● PROVIDED DATA
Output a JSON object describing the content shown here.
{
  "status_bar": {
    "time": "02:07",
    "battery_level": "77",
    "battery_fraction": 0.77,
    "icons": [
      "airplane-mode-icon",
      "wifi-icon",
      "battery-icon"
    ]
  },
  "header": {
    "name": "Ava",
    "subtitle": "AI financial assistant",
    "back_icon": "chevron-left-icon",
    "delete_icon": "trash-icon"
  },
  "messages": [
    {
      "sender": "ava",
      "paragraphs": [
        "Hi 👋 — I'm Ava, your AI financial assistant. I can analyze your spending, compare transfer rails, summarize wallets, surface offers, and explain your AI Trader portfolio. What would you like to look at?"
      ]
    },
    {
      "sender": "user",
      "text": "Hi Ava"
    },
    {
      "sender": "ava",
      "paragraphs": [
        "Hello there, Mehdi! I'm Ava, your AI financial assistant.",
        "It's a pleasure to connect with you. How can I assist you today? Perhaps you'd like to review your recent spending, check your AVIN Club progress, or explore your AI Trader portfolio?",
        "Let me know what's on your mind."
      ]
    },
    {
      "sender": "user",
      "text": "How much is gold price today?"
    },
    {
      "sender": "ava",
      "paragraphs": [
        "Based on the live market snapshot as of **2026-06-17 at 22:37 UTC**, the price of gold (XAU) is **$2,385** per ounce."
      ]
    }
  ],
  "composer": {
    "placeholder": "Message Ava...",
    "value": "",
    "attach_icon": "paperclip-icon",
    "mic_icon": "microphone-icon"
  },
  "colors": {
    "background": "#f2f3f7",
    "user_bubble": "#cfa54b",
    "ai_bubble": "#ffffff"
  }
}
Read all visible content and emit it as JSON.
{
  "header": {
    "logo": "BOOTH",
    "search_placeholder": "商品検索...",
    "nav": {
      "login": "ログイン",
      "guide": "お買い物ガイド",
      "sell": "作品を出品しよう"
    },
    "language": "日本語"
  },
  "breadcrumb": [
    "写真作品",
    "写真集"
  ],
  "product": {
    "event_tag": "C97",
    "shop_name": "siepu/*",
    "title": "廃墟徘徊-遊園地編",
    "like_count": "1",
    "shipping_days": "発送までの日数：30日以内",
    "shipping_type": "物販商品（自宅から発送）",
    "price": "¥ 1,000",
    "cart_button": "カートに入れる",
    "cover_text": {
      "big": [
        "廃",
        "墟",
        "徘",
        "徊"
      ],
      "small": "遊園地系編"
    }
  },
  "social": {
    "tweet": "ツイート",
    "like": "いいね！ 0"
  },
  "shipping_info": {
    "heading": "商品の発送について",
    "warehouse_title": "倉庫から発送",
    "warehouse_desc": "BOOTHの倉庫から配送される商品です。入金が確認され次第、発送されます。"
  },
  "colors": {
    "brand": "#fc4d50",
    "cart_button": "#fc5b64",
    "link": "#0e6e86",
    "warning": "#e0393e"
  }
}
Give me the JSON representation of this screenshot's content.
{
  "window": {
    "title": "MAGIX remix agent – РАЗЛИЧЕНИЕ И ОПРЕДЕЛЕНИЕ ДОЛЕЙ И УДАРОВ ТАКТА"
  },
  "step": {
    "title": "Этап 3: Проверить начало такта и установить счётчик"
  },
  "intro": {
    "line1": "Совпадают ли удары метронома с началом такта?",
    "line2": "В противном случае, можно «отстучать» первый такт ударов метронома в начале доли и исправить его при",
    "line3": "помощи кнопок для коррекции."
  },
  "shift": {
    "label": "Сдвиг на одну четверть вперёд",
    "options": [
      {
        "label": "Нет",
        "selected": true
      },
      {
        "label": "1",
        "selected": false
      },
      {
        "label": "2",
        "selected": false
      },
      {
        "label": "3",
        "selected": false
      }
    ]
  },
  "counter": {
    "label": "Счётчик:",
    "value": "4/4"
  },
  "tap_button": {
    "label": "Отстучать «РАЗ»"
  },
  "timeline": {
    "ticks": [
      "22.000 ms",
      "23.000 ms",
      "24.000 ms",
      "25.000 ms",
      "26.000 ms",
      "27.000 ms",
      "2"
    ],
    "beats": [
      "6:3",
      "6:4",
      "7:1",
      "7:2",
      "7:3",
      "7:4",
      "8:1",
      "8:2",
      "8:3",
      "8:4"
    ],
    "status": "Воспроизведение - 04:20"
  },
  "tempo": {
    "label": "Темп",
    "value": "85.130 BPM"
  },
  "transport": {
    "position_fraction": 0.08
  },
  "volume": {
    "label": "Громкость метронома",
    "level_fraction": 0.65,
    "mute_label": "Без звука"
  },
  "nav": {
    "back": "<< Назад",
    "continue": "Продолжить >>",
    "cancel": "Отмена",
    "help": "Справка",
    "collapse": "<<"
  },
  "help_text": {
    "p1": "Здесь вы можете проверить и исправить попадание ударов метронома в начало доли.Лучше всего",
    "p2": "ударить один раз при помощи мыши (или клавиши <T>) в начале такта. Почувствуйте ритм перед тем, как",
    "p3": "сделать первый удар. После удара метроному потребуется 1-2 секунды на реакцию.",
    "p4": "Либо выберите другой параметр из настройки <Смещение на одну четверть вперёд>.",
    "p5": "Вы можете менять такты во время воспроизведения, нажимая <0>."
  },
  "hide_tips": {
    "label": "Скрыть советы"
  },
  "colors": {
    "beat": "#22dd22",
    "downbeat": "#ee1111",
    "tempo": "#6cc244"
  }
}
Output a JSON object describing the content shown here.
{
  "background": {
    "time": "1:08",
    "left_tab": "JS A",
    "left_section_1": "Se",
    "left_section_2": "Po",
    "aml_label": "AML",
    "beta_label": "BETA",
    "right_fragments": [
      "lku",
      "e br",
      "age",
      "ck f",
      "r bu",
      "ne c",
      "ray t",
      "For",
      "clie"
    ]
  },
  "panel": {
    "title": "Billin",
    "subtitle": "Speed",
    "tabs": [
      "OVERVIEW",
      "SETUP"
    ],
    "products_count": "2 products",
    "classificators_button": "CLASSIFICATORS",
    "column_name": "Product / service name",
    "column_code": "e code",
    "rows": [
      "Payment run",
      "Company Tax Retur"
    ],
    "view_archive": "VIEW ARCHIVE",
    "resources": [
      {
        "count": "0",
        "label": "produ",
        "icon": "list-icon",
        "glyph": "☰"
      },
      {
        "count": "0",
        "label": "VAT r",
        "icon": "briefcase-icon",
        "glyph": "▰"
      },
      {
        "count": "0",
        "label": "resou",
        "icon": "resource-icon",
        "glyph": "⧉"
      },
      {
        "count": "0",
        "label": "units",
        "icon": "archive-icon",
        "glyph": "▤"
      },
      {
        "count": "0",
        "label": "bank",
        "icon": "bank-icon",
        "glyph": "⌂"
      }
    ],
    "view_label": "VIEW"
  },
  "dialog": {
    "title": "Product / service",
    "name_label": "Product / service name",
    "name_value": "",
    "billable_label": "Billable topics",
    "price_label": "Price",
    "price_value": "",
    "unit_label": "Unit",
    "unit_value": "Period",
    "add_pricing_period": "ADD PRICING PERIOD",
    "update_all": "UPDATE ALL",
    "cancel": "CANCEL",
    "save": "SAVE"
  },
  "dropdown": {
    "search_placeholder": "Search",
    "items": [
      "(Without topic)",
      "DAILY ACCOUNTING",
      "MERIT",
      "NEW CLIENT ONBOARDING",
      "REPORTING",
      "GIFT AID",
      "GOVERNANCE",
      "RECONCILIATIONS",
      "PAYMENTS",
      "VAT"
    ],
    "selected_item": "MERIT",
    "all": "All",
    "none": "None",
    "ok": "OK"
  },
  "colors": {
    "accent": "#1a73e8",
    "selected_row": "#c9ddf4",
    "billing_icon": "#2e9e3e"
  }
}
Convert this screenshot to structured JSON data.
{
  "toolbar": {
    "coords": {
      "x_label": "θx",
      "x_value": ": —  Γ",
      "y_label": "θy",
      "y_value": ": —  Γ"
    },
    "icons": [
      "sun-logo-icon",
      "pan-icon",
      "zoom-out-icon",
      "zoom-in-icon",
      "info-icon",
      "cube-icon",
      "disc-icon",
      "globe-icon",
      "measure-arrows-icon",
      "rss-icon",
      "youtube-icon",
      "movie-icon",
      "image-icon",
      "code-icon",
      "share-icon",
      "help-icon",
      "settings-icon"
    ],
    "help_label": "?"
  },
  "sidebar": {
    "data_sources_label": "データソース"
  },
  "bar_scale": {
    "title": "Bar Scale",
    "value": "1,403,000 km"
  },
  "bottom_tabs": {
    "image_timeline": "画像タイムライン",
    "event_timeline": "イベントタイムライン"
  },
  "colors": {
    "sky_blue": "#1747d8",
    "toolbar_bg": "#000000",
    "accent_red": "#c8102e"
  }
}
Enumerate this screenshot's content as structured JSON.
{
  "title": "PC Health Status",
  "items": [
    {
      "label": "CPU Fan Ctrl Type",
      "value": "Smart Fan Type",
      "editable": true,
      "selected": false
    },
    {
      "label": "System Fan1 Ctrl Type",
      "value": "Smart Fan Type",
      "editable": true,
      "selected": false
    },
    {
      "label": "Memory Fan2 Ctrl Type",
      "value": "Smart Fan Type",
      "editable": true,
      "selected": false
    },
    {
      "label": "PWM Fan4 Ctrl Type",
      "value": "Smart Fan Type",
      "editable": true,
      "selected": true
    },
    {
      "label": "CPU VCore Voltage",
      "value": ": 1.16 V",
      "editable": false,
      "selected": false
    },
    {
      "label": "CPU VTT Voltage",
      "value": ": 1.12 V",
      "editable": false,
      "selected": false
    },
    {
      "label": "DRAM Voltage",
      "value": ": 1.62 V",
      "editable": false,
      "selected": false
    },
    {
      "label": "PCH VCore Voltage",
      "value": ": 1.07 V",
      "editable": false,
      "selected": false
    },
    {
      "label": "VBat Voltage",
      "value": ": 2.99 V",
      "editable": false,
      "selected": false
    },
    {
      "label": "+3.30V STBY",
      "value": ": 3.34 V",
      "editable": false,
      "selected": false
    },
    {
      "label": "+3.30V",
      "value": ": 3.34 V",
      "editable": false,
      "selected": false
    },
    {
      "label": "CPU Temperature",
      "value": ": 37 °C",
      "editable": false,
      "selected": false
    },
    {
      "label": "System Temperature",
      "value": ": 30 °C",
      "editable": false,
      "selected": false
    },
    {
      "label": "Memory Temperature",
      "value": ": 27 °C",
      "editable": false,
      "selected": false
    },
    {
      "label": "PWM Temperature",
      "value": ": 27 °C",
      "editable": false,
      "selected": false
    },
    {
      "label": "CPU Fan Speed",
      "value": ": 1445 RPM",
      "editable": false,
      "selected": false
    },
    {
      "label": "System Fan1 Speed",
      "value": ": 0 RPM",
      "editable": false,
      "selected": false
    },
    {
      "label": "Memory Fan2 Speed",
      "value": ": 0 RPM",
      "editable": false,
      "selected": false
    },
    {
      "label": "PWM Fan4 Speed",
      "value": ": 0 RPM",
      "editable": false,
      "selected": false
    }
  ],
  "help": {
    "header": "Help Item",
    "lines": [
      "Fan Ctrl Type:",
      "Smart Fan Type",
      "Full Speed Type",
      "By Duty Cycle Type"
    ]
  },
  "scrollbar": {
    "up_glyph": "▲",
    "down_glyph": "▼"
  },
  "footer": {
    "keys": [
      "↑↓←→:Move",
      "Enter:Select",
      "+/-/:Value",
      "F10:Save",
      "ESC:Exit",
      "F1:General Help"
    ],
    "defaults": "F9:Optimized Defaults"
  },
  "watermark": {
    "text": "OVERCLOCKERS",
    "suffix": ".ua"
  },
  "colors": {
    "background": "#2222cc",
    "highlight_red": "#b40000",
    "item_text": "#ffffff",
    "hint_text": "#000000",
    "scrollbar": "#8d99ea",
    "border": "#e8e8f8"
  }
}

● BRIEF
Scan the lines above for "spending", then copy every one that has it.

● RESULT OF THE TASK
        "Hi 👋 — I'm Ava, your AI financial assistant. I can analyze your spending, compare transfer rails, summarize wallets, surface offers, and explain your AI Trader portfolio. What would you like to look at?"
        "It's a pleasure to connect with you. How can I assist you today? Perhaps you'd like to review your recent spending, check your AVIN Club progress, or explore your AI Trader portfolio?",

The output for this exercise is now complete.